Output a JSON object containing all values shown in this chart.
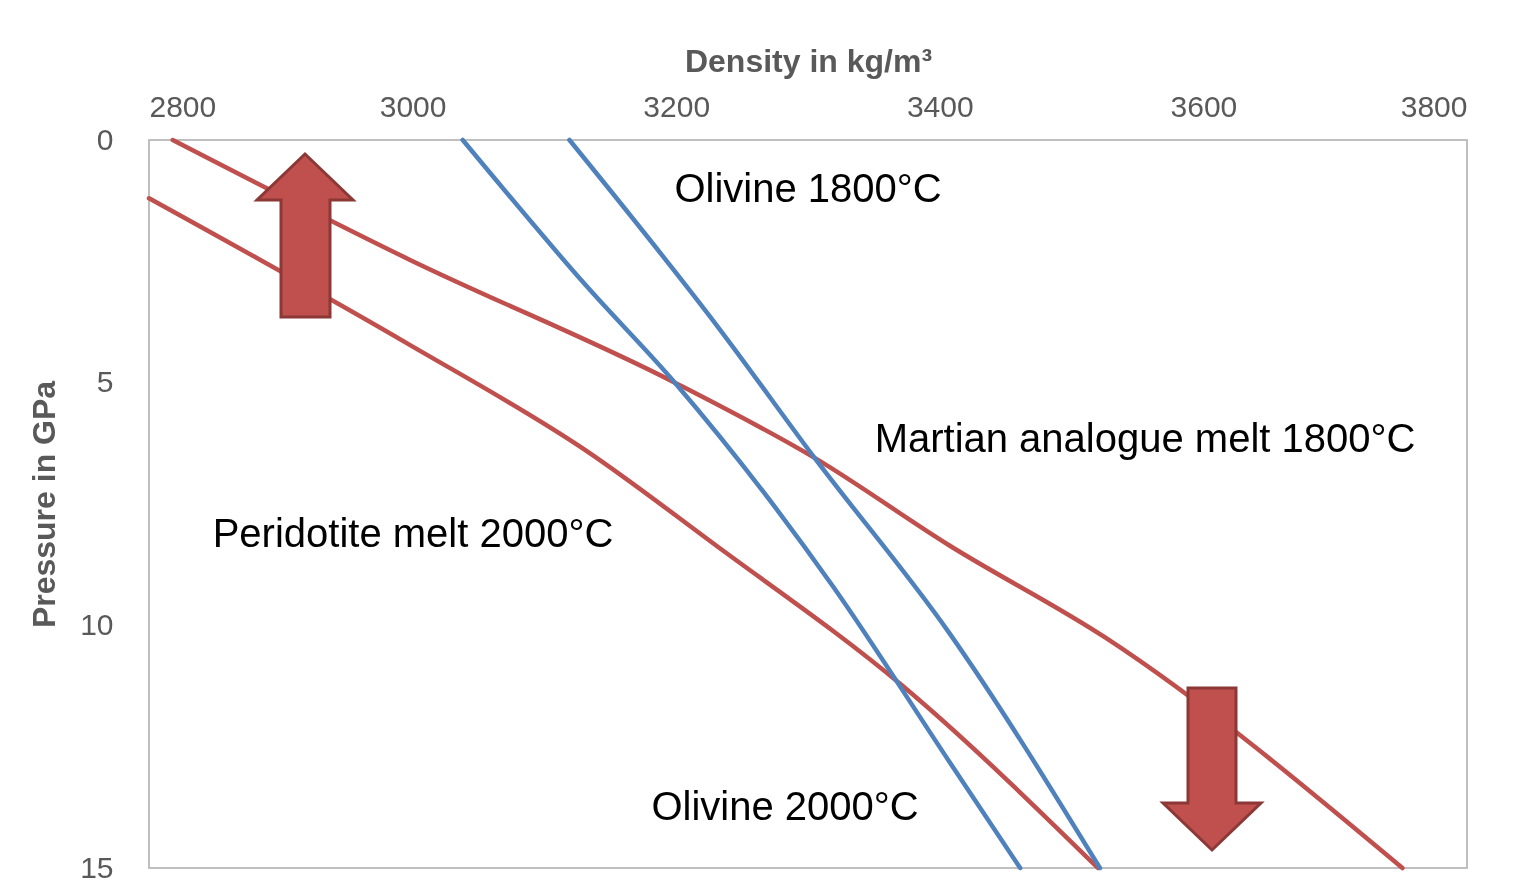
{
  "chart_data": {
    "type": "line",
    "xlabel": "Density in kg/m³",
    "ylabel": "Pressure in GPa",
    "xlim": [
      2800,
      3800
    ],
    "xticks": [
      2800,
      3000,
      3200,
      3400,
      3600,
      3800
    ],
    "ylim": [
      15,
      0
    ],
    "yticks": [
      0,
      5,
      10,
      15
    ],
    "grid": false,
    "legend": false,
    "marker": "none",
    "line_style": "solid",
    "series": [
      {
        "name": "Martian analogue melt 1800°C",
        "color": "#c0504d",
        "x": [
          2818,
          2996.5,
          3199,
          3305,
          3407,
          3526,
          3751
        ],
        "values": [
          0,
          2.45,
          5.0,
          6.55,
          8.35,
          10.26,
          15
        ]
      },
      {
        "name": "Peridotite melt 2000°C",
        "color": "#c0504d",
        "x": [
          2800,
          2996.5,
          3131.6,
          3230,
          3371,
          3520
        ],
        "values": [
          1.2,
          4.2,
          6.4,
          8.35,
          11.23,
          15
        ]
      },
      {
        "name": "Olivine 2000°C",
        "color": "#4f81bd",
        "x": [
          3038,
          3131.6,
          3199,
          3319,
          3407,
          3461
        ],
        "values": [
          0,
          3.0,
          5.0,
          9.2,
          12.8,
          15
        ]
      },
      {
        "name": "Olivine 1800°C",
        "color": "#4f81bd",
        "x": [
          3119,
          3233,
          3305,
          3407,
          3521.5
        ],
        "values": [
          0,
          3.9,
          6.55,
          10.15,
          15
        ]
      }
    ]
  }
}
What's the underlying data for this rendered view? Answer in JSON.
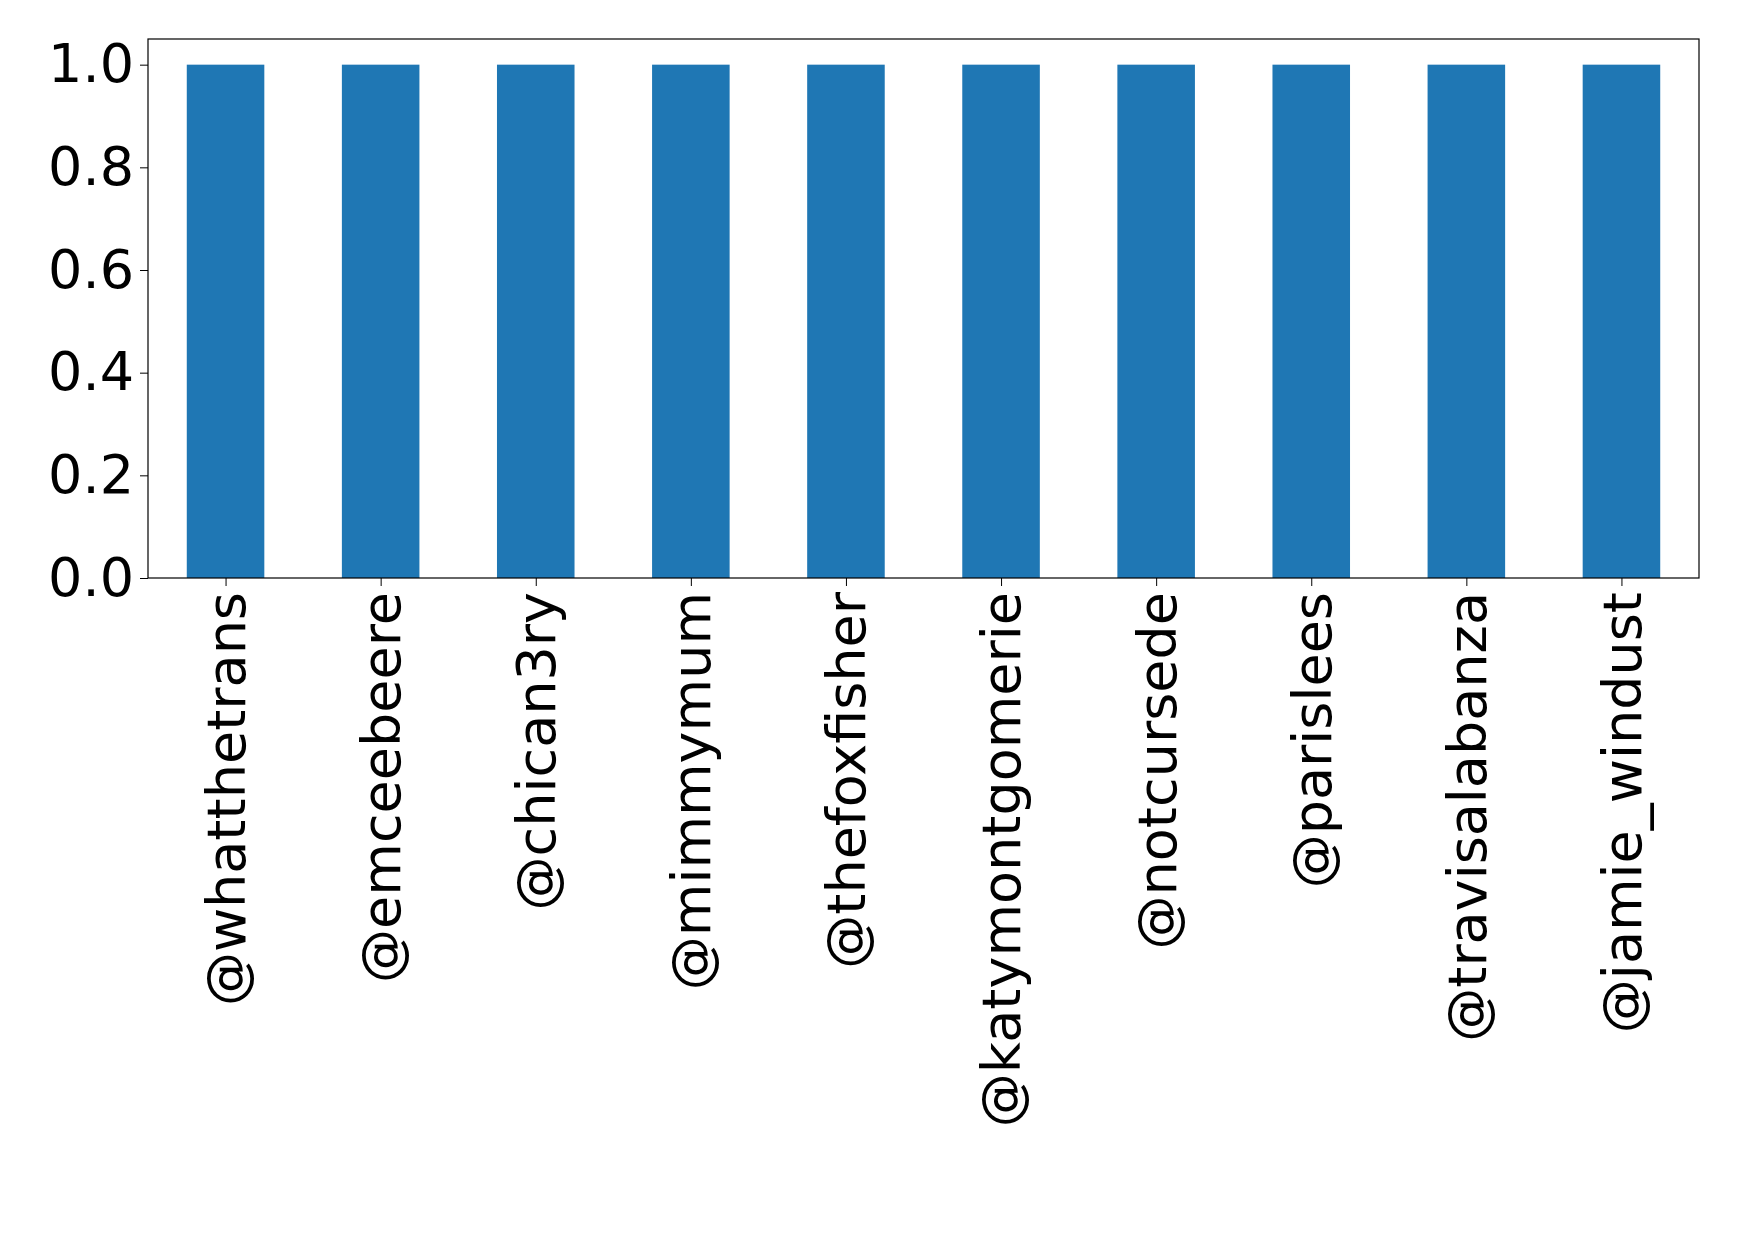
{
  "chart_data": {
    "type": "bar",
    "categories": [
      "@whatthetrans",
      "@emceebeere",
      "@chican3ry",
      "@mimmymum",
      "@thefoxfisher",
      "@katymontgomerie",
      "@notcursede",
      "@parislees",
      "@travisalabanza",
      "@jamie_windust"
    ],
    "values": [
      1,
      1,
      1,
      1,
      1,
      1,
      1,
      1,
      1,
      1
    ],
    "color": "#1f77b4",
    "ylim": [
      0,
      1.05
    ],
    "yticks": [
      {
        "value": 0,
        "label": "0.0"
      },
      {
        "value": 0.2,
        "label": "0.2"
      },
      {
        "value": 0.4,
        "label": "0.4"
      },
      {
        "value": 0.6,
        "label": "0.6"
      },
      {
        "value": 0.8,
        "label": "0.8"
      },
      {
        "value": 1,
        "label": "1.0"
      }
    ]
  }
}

WHAT YOU NEED TO DO ▸ Return the listing above in full and without alteration, excluding its pictures.

OUTPUT BELOW ▸
Output a JSON object containing all values shown in this chart.
{
  "chart_data": {
    "type": "line",
    "xlabel": "Density in kg/m³",
    "ylabel": "Pressure in GPa",
    "xlim": [
      2800,
      3800
    ],
    "xticks": [
      2800,
      3000,
      3200,
      3400,
      3600,
      3800
    ],
    "ylim": [
      15,
      0
    ],
    "yticks": [
      0,
      5,
      10,
      15
    ],
    "grid": false,
    "legend": false,
    "marker": "none",
    "line_style": "solid",
    "series": [
      {
        "name": "Martian analogue melt 1800°C",
        "color": "#c0504d",
        "x": [
          2818,
          2996.5,
          3199,
          3305,
          3407,
          3526,
          3751
        ],
        "values": [
          0,
          2.45,
          5.0,
          6.55,
          8.35,
          10.26,
          15
        ]
      },
      {
        "name": "Peridotite melt 2000°C",
        "color": "#c0504d",
        "x": [
          2800,
          2996.5,
          3131.6,
          3230,
          3371,
          3520
        ],
        "values": [
          1.2,
          4.2,
          6.4,
          8.35,
          11.23,
          15
        ]
      },
      {
        "name": "Olivine 2000°C",
        "color": "#4f81bd",
        "x": [
          3038,
          3131.6,
          3199,
          3319,
          3407,
          3461
        ],
        "values": [
          0,
          3.0,
          5.0,
          9.2,
          12.8,
          15
        ]
      },
      {
        "name": "Olivine 1800°C",
        "color": "#4f81bd",
        "x": [
          3119,
          3233,
          3305,
          3407,
          3521.5
        ],
        "values": [
          0,
          3.9,
          6.55,
          10.15,
          15
        ]
      }
    ]
  }
}
What's the underlying data for this rendered view? Answer in JSON.
{
  "chart_data": {
    "type": "bar",
    "categories": [
      "@whatthetrans",
      "@emceebeere",
      "@chican3ry",
      "@mimmymum",
      "@thefoxfisher",
      "@katymontgomerie",
      "@notcursede",
      "@parislees",
      "@travisalabanza",
      "@jamie_windust"
    ],
    "values": [
      1,
      1,
      1,
      1,
      1,
      1,
      1,
      1,
      1,
      1
    ],
    "color": "#1f77b4",
    "ylim": [
      0,
      1.05
    ],
    "yticks": [
      {
        "value": 0,
        "label": "0.0"
      },
      {
        "value": 0.2,
        "label": "0.2"
      },
      {
        "value": 0.4,
        "label": "0.4"
      },
      {
        "value": 0.6,
        "label": "0.6"
      },
      {
        "value": 0.8,
        "label": "0.8"
      },
      {
        "value": 1,
        "label": "1.0"
      }
    ]
  }
}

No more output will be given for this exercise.